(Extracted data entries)
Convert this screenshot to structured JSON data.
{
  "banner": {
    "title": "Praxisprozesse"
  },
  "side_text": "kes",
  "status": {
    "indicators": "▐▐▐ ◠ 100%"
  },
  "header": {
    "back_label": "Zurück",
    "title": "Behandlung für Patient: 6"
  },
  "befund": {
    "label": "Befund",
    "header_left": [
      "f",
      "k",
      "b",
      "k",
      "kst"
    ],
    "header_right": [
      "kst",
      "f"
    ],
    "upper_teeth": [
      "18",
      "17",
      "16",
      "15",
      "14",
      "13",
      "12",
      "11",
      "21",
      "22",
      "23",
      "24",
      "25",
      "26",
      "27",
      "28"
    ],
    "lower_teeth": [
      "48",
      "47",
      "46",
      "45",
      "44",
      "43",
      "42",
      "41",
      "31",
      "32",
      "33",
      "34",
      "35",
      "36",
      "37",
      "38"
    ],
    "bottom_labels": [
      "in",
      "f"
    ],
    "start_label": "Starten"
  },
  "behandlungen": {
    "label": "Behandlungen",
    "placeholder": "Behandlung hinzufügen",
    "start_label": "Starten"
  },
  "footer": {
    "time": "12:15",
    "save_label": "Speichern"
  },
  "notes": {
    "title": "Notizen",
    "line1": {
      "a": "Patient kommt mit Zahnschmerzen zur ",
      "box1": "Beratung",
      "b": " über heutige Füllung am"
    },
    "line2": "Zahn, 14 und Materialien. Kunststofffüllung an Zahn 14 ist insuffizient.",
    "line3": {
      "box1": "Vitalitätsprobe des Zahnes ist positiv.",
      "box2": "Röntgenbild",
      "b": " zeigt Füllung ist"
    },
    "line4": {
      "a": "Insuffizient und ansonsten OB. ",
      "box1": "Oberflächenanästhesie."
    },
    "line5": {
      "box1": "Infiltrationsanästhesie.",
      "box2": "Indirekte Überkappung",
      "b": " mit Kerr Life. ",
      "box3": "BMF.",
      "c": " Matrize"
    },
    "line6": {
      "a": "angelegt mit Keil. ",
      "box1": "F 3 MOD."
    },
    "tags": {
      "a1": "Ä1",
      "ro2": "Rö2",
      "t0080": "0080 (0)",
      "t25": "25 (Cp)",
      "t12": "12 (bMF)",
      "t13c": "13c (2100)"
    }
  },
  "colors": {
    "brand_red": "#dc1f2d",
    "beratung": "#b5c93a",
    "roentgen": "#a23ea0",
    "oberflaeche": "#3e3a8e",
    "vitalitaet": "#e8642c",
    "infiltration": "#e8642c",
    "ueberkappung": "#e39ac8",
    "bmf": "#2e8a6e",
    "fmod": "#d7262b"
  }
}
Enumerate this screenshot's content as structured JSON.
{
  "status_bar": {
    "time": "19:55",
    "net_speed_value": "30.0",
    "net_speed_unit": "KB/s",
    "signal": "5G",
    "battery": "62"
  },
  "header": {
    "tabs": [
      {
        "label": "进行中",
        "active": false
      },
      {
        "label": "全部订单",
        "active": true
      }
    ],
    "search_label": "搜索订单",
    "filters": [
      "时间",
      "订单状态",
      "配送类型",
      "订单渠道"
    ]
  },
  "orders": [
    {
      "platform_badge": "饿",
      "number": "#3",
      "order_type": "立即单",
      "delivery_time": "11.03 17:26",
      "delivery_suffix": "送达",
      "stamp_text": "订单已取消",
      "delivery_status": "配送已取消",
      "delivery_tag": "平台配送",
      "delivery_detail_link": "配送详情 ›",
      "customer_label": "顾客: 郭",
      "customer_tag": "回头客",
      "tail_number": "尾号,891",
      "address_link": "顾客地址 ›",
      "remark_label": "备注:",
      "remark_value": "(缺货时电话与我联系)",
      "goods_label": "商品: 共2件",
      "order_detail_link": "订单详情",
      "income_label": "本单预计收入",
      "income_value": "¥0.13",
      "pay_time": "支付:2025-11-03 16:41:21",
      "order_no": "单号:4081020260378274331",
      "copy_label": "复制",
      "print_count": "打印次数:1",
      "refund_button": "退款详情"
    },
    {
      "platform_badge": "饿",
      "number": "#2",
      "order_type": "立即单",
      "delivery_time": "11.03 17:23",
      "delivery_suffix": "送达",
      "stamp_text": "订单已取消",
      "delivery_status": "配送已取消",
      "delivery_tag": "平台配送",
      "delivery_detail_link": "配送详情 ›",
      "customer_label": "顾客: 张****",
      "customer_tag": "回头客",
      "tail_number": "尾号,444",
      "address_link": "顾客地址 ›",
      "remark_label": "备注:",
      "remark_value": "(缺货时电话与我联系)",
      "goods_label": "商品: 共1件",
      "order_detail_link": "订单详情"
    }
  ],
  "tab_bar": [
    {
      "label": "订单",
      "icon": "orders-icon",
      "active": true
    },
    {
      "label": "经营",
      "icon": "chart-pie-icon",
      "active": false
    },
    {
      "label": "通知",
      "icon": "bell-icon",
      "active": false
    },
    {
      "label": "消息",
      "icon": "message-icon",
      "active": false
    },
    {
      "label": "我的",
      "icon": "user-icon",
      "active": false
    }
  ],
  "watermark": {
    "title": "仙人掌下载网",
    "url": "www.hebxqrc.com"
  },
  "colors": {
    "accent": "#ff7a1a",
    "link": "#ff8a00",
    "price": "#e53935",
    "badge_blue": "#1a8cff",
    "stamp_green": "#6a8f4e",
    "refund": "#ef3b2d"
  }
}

◆ The request
All of the entries above must be quoted exactly.

◆ Full solution
Convert this screenshot to structured JSON data.
{
  "banner": {
    "title": "Praxisprozesse"
  },
  "side_text": "kes",
  "status": {
    "indicators": "▐▐▐ ◠ 100%"
  },
  "header": {
    "back_label": "Zurück",
    "title": "Behandlung für Patient: 6"
  },
  "befund": {
    "label": "Befund",
    "header_left": [
      "f",
      "k",
      "b",
      "k",
      "kst"
    ],
    "header_right": [
      "kst",
      "f"
    ],
    "upper_teeth": [
      "18",
      "17",
      "16",
      "15",
      "14",
      "13",
      "12",
      "11",
      "21",
      "22",
      "23",
      "24",
      "25",
      "26",
      "27",
      "28"
    ],
    "lower_teeth": [
      "48",
      "47",
      "46",
      "45",
      "44",
      "43",
      "42",
      "41",
      "31",
      "32",
      "33",
      "34",
      "35",
      "36",
      "37",
      "38"
    ],
    "bottom_labels": [
      "in",
      "f"
    ],
    "start_label": "Starten"
  },
  "behandlungen": {
    "label": "Behandlungen",
    "placeholder": "Behandlung hinzufügen",
    "start_label": "Starten"
  },
  "footer": {
    "time": "12:15",
    "save_label": "Speichern"
  },
  "notes": {
    "title": "Notizen",
    "line1": {
      "a": "Patient kommt mit Zahnschmerzen zur ",
      "box1": "Beratung",
      "b": " über heutige Füllung am"
    },
    "line2": "Zahn, 14 und Materialien. Kunststofffüllung an Zahn 14 ist insuffizient.",
    "line3": {
      "box1": "Vitalitätsprobe des Zahnes ist positiv.",
      "box2": "Röntgenbild",
      "b": " zeigt Füllung ist"
    },
    "line4": {
      "a": "Insuffizient und ansonsten OB. ",
      "box1": "Oberflächenanästhesie."
    },
    "line5": {
      "box1": "Infiltrationsanästhesie.",
      "box2": "Indirekte Überkappung",
      "b": " mit Kerr Life. ",
      "box3": "BMF.",
      "c": " Matrize"
    },
    "line6": {
      "a": "angelegt mit Keil. ",
      "box1": "F 3 MOD."
    },
    "tags": {
      "a1": "Ä1",
      "ro2": "Rö2",
      "t0080": "0080 (0)",
      "t25": "25 (Cp)",
      "t12": "12 (bMF)",
      "t13c": "13c (2100)"
    }
  },
  "colors": {
    "brand_red": "#dc1f2d",
    "beratung": "#b5c93a",
    "roentgen": "#a23ea0",
    "oberflaeche": "#3e3a8e",
    "vitalitaet": "#e8642c",
    "infiltration": "#e8642c",
    "ueberkappung": "#e39ac8",
    "bmf": "#2e8a6e",
    "fmod": "#d7262b"
  }
}
Enumerate this screenshot's content as structured JSON.
{
  "status_bar": {
    "time": "19:55",
    "net_speed_value": "30.0",
    "net_speed_unit": "KB/s",
    "signal": "5G",
    "battery": "62"
  },
  "header": {
    "tabs": [
      {
        "label": "进行中",
        "active": false
      },
      {
        "label": "全部订单",
        "active": true
      }
    ],
    "search_label": "搜索订单",
    "filters": [
      "时间",
      "订单状态",
      "配送类型",
      "订单渠道"
    ]
  },
  "orders": [
    {
      "platform_badge": "饿",
      "number": "#3",
      "order_type": "立即单",
      "delivery_time": "11.03 17:26",
      "delivery_suffix": "送达",
      "stamp_text": "订单已取消",
      "delivery_status": "配送已取消",
      "delivery_tag": "平台配送",
      "delivery_detail_link": "配送详情 ›",
      "customer_label": "顾客: 郭",
      "customer_tag": "回头客",
      "tail_number": "尾号,891",
      "address_link": "顾客地址 ›",
      "remark_label": "备注:",
      "remark_value": "(缺货时电话与我联系)",
      "goods_label": "商品: 共2件",
      "order_detail_link": "订单详情",
      "income_label": "本单预计收入",
      "income_value": "¥0.13",
      "pay_time": "支付:2025-11-03 16:41:21",
      "order_no": "单号:4081020260378274331",
      "copy_label": "复制",
      "print_count": "打印次数:1",
      "refund_button": "退款详情"
    },
    {
      "platform_badge": "饿",
      "number": "#2",
      "order_type": "立即单",
      "delivery_time": "11.03 17:23",
      "delivery_suffix": "送达",
      "stamp_text": "订单已取消",
      "delivery_status": "配送已取消",
      "delivery_tag": "平台配送",
      "delivery_detail_link": "配送详情 ›",
      "customer_label": "顾客: 张****",
      "customer_tag": "回头客",
      "tail_number": "尾号,444",
      "address_link": "顾客地址 ›",
      "remark_label": "备注:",
      "remark_value": "(缺货时电话与我联系)",
      "goods_label": "商品: 共1件",
      "order_detail_link": "订单详情"
    }
  ],
  "tab_bar": [
    {
      "label": "订单",
      "icon": "orders-icon",
      "active": true
    },
    {
      "label": "经营",
      "icon": "chart-pie-icon",
      "active": false
    },
    {
      "label": "通知",
      "icon": "bell-icon",
      "active": false
    },
    {
      "label": "消息",
      "icon": "message-icon",
      "active": false
    },
    {
      "label": "我的",
      "icon": "user-icon",
      "active": false
    }
  ],
  "watermark": {
    "title": "仙人掌下载网",
    "url": "www.hebxqrc.com"
  },
  "colors": {
    "accent": "#ff7a1a",
    "link": "#ff8a00",
    "price": "#e53935",
    "badge_blue": "#1a8cff",
    "stamp_green": "#6a8f4e",
    "refund": "#ef3b2d"
  }
}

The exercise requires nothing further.